━━━━━ Records for this task ━━━━━
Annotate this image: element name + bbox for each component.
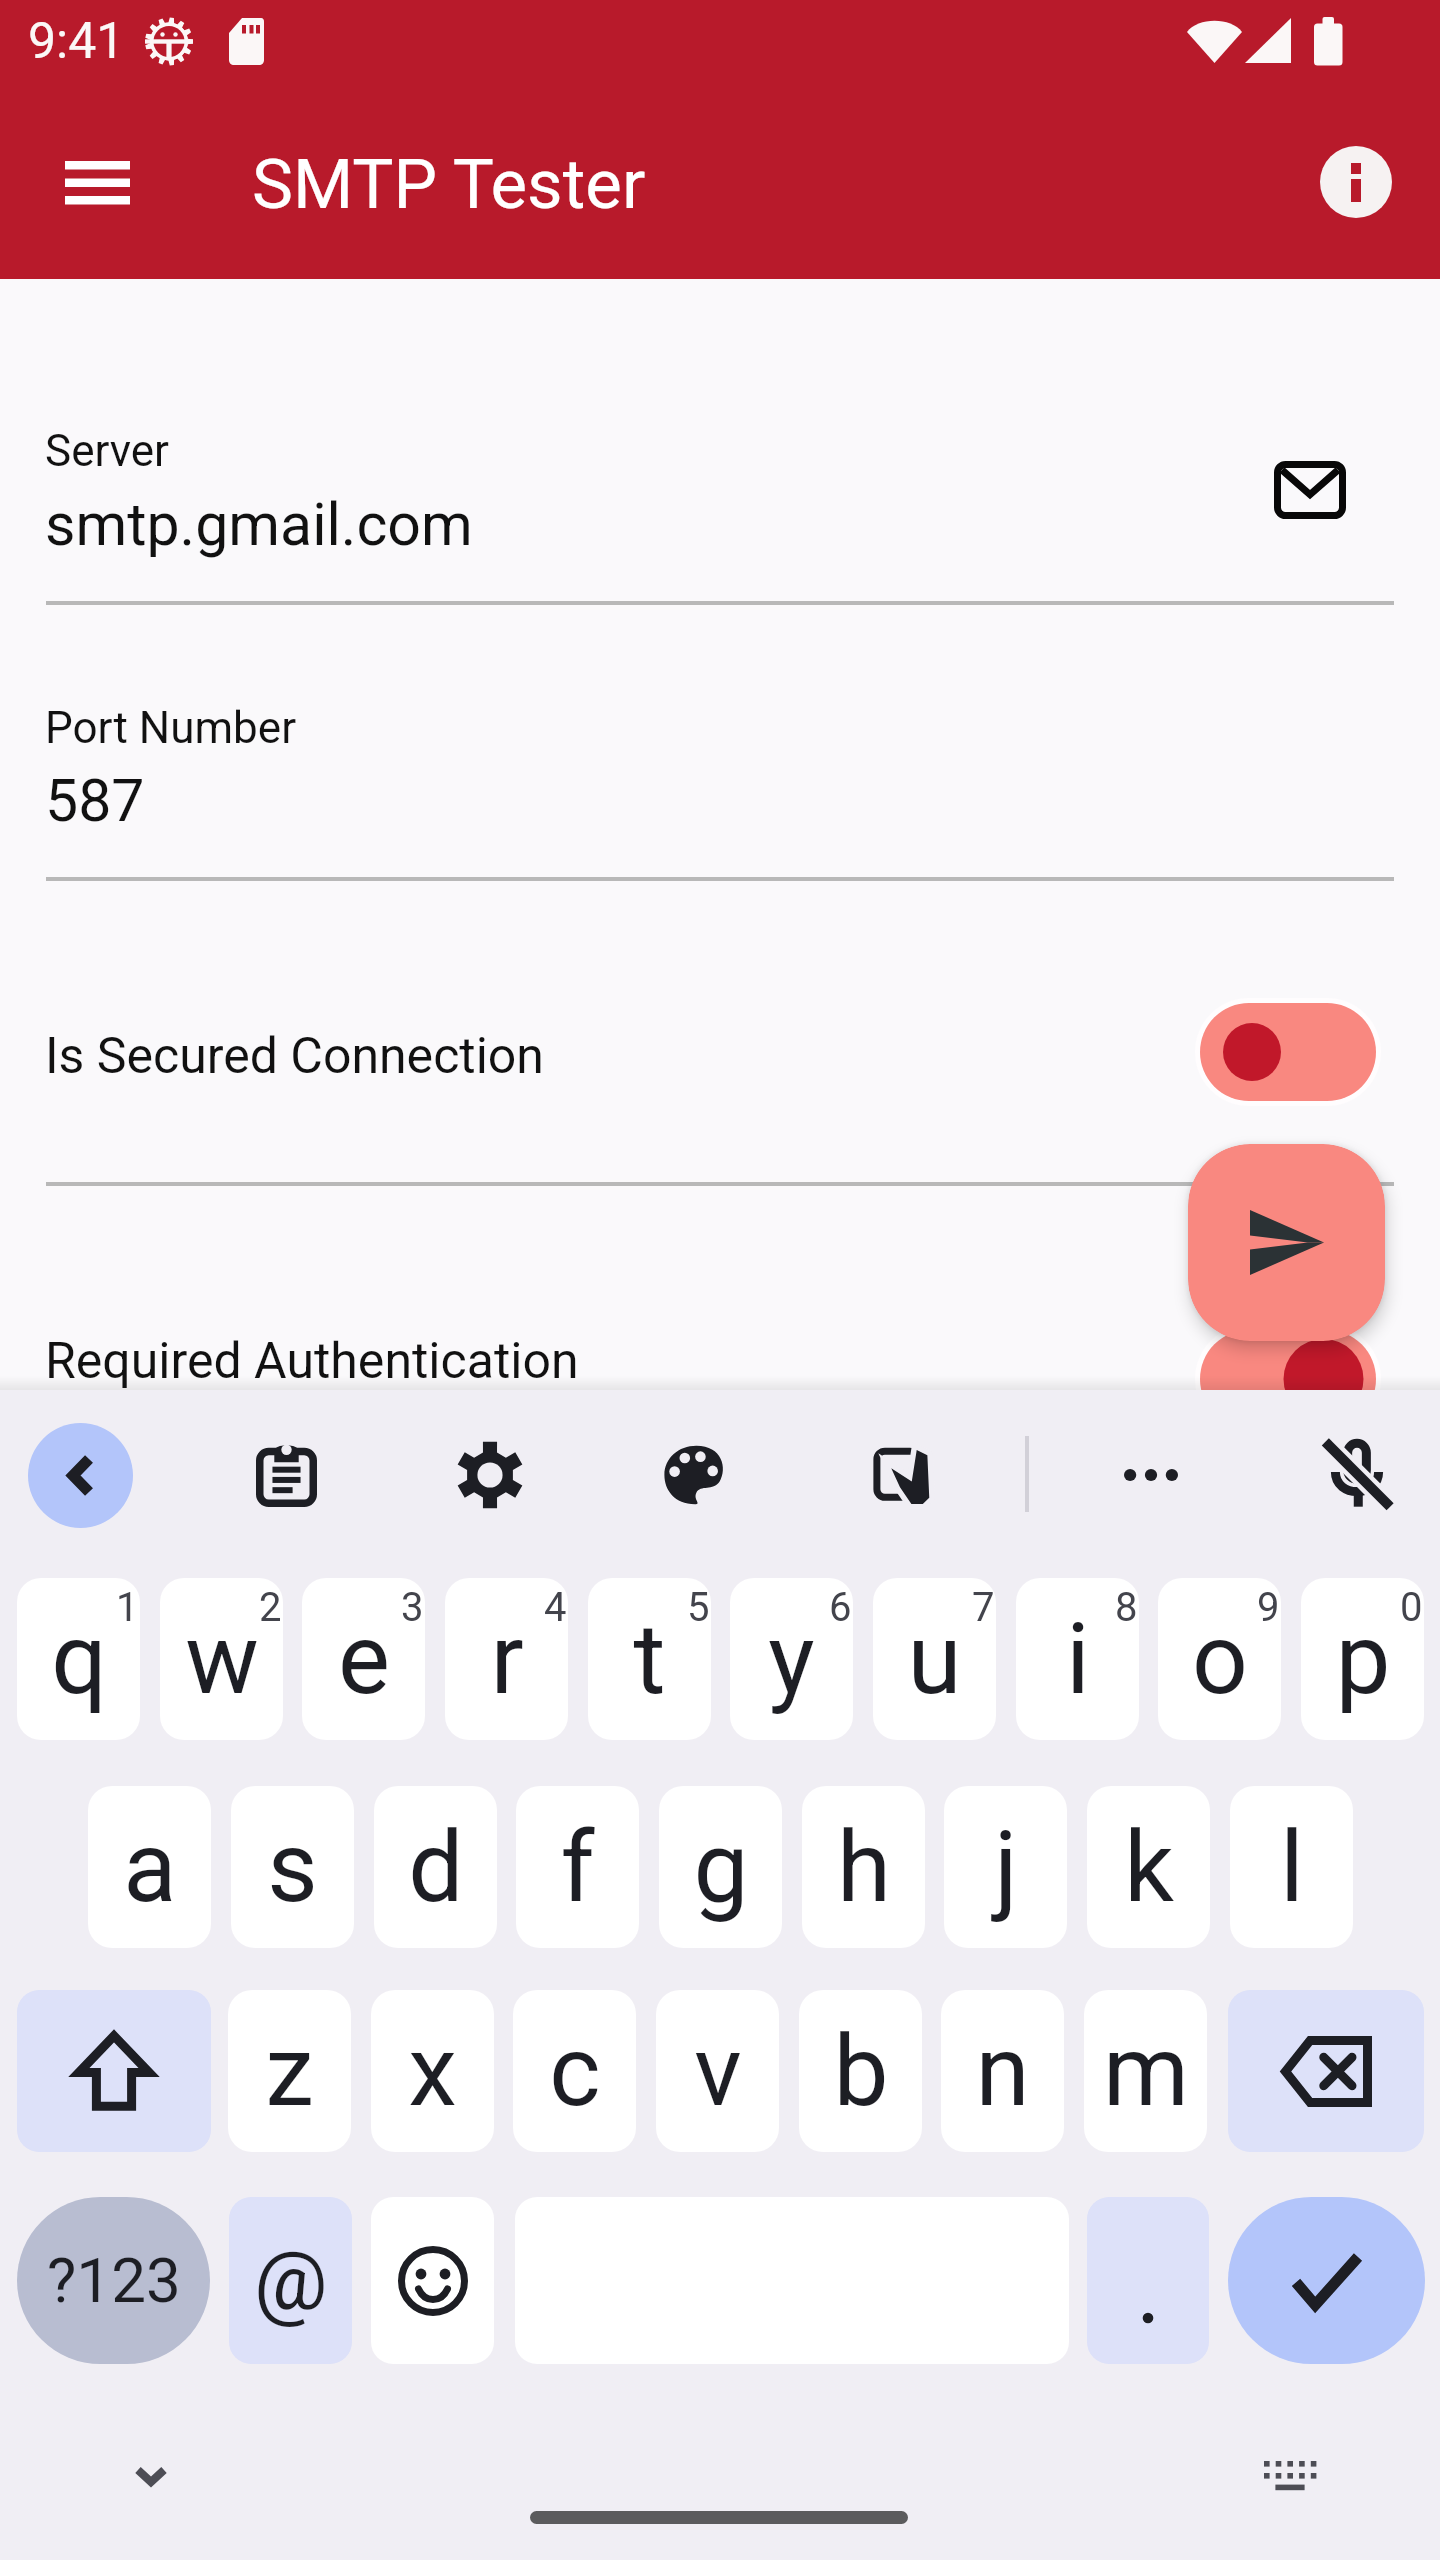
staticText: 8: [1115, 1584, 1138, 1631]
button[interactable]: Back: [28, 1423, 133, 1528]
staticText: a: [123, 1810, 177, 1925]
button[interactable]: o: [1158, 1578, 1281, 1740]
staticText: Port Number: [45, 702, 297, 754]
staticText: Required Authentication: [45, 1332, 579, 1391]
button[interactable]: w: [160, 1578, 283, 1740]
button[interactable]: z: [228, 1990, 351, 2152]
button[interactable]: g: [659, 1786, 782, 1948]
staticText: y: [768, 1602, 815, 1717]
staticText: j: [994, 1810, 1018, 1925]
button[interactable]: Enter: [1228, 2197, 1425, 2364]
staticText: t: [633, 1602, 666, 1717]
button[interactable]: Hide keyboard: [99, 2424, 203, 2528]
button[interactable]: Keyboard settings: [438, 1423, 542, 1527]
staticText: k: [1124, 1810, 1174, 1925]
button[interactable]: d: [374, 1786, 497, 1948]
staticText: c: [549, 2014, 601, 2129]
button[interactable]: p: [1301, 1578, 1424, 1740]
staticText: 9:41: [28, 12, 125, 71]
staticText: 0: [1400, 1584, 1423, 1631]
button[interactable]: Is Secured Connection toggle: [1190, 997, 1386, 1107]
staticText: r: [490, 1602, 524, 1717]
staticText: SMTP Tester: [252, 144, 646, 225]
button[interactable]: f: [516, 1786, 639, 1948]
button[interactable]: h: [802, 1786, 925, 1948]
staticText: m: [1103, 2014, 1189, 2129]
staticText: Server: [45, 425, 170, 477]
button[interactable]: a: [88, 1786, 211, 1948]
staticText: 1: [116, 1584, 139, 1631]
staticText: 2: [259, 1584, 282, 1631]
button[interactable]: n: [941, 1990, 1064, 2152]
staticText: d: [408, 1810, 464, 1925]
button[interactable]: Voice input disabled: [1305, 1423, 1409, 1527]
button[interactable]: r: [445, 1578, 568, 1740]
staticText: p: [1335, 1602, 1391, 1717]
staticText: ?123: [47, 2244, 181, 2317]
button[interactable]: j: [944, 1786, 1067, 1948]
staticText: g: [693, 1810, 749, 1925]
button[interactable]: Open navigation drawer: [36, 122, 158, 244]
button[interactable]: l: [1230, 1786, 1353, 1948]
staticText: u: [907, 1602, 962, 1717]
button[interactable]: x: [371, 1990, 494, 2152]
button[interactable]: ?123: [17, 2197, 210, 2364]
button[interactable]: Clipboard: [234, 1423, 338, 1527]
button[interactable]: Choose mail provider: [1255, 435, 1365, 545]
staticText: 3: [401, 1584, 424, 1631]
button[interactable]: Backspace: [1228, 1990, 1424, 2152]
staticText: x: [408, 2014, 457, 2129]
staticText: b: [833, 2014, 889, 2129]
staticText: Is Secured Connection: [45, 1027, 544, 1086]
button[interactable]: Handwriting: [848, 1423, 952, 1527]
button[interactable]: i: [1016, 1578, 1139, 1740]
button[interactable]: More options: [1099, 1423, 1203, 1527]
button[interactable]: @: [229, 2197, 352, 2364]
button[interactable]: About: [1296, 122, 1416, 242]
button[interactable]: c: [513, 1990, 636, 2152]
staticText: 4: [544, 1584, 567, 1631]
button[interactable]: Switch input method: [1238, 2424, 1342, 2528]
button[interactable]: k: [1087, 1786, 1210, 1948]
button[interactable]: b: [799, 1990, 922, 2152]
staticText: h: [837, 1810, 891, 1925]
button[interactable]: q: [17, 1578, 140, 1740]
button[interactable]: e: [302, 1578, 425, 1740]
button[interactable]: m: [1084, 1990, 1207, 2152]
staticText: 6: [829, 1584, 852, 1631]
staticText: f: [560, 1810, 595, 1925]
staticText: w: [185, 1602, 259, 1717]
staticText: l: [1280, 1810, 1304, 1925]
button[interactable]: Send test mail: [1188, 1144, 1385, 1341]
button[interactable]: s: [231, 1786, 354, 1948]
staticText: q: [51, 1602, 107, 1717]
staticText: z: [265, 2014, 314, 2129]
staticText: 7: [972, 1584, 995, 1631]
button[interactable]: Required Authentication toggle: [1190, 1324, 1386, 1434]
button[interactable]: y: [730, 1578, 853, 1740]
staticText: o: [1192, 1602, 1248, 1717]
staticText: v: [694, 2014, 742, 2129]
staticText: 587: [45, 766, 145, 835]
button[interactable]: t: [588, 1578, 711, 1740]
button[interactable]: v: [656, 1990, 779, 2152]
staticText: n: [975, 2014, 1030, 2129]
staticText: @: [254, 2233, 328, 2329]
button[interactable]: Period: [1087, 2197, 1209, 2364]
staticText: 5: [687, 1584, 710, 1631]
button[interactable]: Theme: [643, 1423, 747, 1527]
button[interactable]: Shift: [17, 1990, 211, 2152]
button[interactable]: Emoji: [371, 2197, 494, 2364]
staticText: i: [1066, 1602, 1090, 1717]
staticText: e: [338, 1602, 390, 1717]
staticText: smtp.gmail.com: [45, 490, 473, 559]
staticText: s: [267, 1810, 318, 1925]
staticText: 9: [1257, 1584, 1280, 1631]
button[interactable]: u: [873, 1578, 996, 1740]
━━━━━
Problem requirements -> Copy every line of the records above word for word, omitting the pictures.

Output of the task ->
Annotate this image: element name + bbox for each component.
staticText: 8: [1115, 1584, 1138, 1631]
button[interactable]: Back: [28, 1423, 133, 1528]
staticText: a: [123, 1810, 177, 1925]
button[interactable]: o: [1158, 1578, 1281, 1740]
staticText: Port Number: [45, 702, 297, 754]
staticText: Required Authentication: [45, 1332, 579, 1391]
button[interactable]: w: [160, 1578, 283, 1740]
button[interactable]: z: [228, 1990, 351, 2152]
button[interactable]: g: [659, 1786, 782, 1948]
staticText: y: [768, 1602, 815, 1717]
staticText: j: [994, 1810, 1018, 1925]
button[interactable]: Enter: [1228, 2197, 1425, 2364]
staticText: t: [633, 1602, 666, 1717]
button[interactable]: Hide keyboard: [99, 2424, 203, 2528]
button[interactable]: Keyboard settings: [438, 1423, 542, 1527]
staticText: k: [1124, 1810, 1174, 1925]
button[interactable]: d: [374, 1786, 497, 1948]
staticText: c: [549, 2014, 601, 2129]
button[interactable]: p: [1301, 1578, 1424, 1740]
staticText: 9:41: [28, 12, 125, 71]
staticText: 0: [1400, 1584, 1423, 1631]
button[interactable]: Is Secured Connection toggle: [1190, 997, 1386, 1107]
staticText: r: [490, 1602, 524, 1717]
staticText: SMTP Tester: [252, 144, 646, 225]
button[interactable]: f: [516, 1786, 639, 1948]
button[interactable]: h: [802, 1786, 925, 1948]
staticText: m: [1103, 2014, 1189, 2129]
staticText: Server: [45, 425, 170, 477]
button[interactable]: a: [88, 1786, 211, 1948]
staticText: 1: [116, 1584, 139, 1631]
staticText: 2: [259, 1584, 282, 1631]
button[interactable]: n: [941, 1990, 1064, 2152]
staticText: d: [408, 1810, 464, 1925]
button[interactable]: Voice input disabled: [1305, 1423, 1409, 1527]
button[interactable]: r: [445, 1578, 568, 1740]
staticText: p: [1335, 1602, 1391, 1717]
staticText: ?123: [47, 2244, 181, 2317]
button[interactable]: j: [944, 1786, 1067, 1948]
staticText: g: [693, 1810, 749, 1925]
button[interactable]: Open navigation drawer: [36, 122, 158, 244]
button[interactable]: l: [1230, 1786, 1353, 1948]
staticText: u: [907, 1602, 962, 1717]
button[interactable]: x: [371, 1990, 494, 2152]
button[interactable]: ?123: [17, 2197, 210, 2364]
button[interactable]: Clipboard: [234, 1423, 338, 1527]
button[interactable]: Choose mail provider: [1255, 435, 1365, 545]
staticText: 3: [401, 1584, 424, 1631]
button[interactable]: Backspace: [1228, 1990, 1424, 2152]
staticText: x: [408, 2014, 457, 2129]
staticText: b: [833, 2014, 889, 2129]
staticText: Is Secured Connection: [45, 1027, 544, 1086]
button[interactable]: Handwriting: [848, 1423, 952, 1527]
button[interactable]: i: [1016, 1578, 1139, 1740]
button[interactable]: More options: [1099, 1423, 1203, 1527]
button[interactable]: @: [229, 2197, 352, 2364]
button[interactable]: About: [1296, 122, 1416, 242]
button[interactable]: c: [513, 1990, 636, 2152]
staticText: 4: [544, 1584, 567, 1631]
button[interactable]: Switch input method: [1238, 2424, 1342, 2528]
button[interactable]: k: [1087, 1786, 1210, 1948]
button[interactable]: b: [799, 1990, 922, 2152]
staticText: h: [837, 1810, 891, 1925]
button[interactable]: q: [17, 1578, 140, 1740]
button[interactable]: e: [302, 1578, 425, 1740]
button[interactable]: m: [1084, 1990, 1207, 2152]
staticText: 6: [829, 1584, 852, 1631]
staticText: f: [560, 1810, 595, 1925]
staticText: w: [185, 1602, 259, 1717]
staticText: l: [1280, 1810, 1304, 1925]
button[interactable]: Send test mail: [1188, 1144, 1385, 1341]
button[interactable]: s: [231, 1786, 354, 1948]
staticText: q: [51, 1602, 107, 1717]
staticText: z: [265, 2014, 314, 2129]
staticText: 7: [972, 1584, 995, 1631]
button[interactable]: Required Authentication toggle: [1190, 1324, 1386, 1434]
button[interactable]: y: [730, 1578, 853, 1740]
staticText: o: [1192, 1602, 1248, 1717]
staticText: v: [694, 2014, 742, 2129]
staticText: 587: [45, 766, 145, 835]
button[interactable]: t: [588, 1578, 711, 1740]
button[interactable]: v: [656, 1990, 779, 2152]
staticText: n: [975, 2014, 1030, 2129]
staticText: @: [254, 2233, 328, 2329]
button[interactable]: Period: [1087, 2197, 1209, 2364]
staticText: 5: [687, 1584, 710, 1631]
button[interactable]: Theme: [643, 1423, 747, 1527]
button[interactable]: Shift: [17, 1990, 211, 2152]
button[interactable]: Emoji: [371, 2197, 494, 2364]
staticText: i: [1066, 1602, 1090, 1717]
staticText: e: [338, 1602, 390, 1717]
staticText: smtp.gmail.com: [45, 490, 473, 559]
staticText: s: [267, 1810, 318, 1925]
staticText: 9: [1257, 1584, 1280, 1631]
button[interactable]: u: [873, 1578, 996, 1740]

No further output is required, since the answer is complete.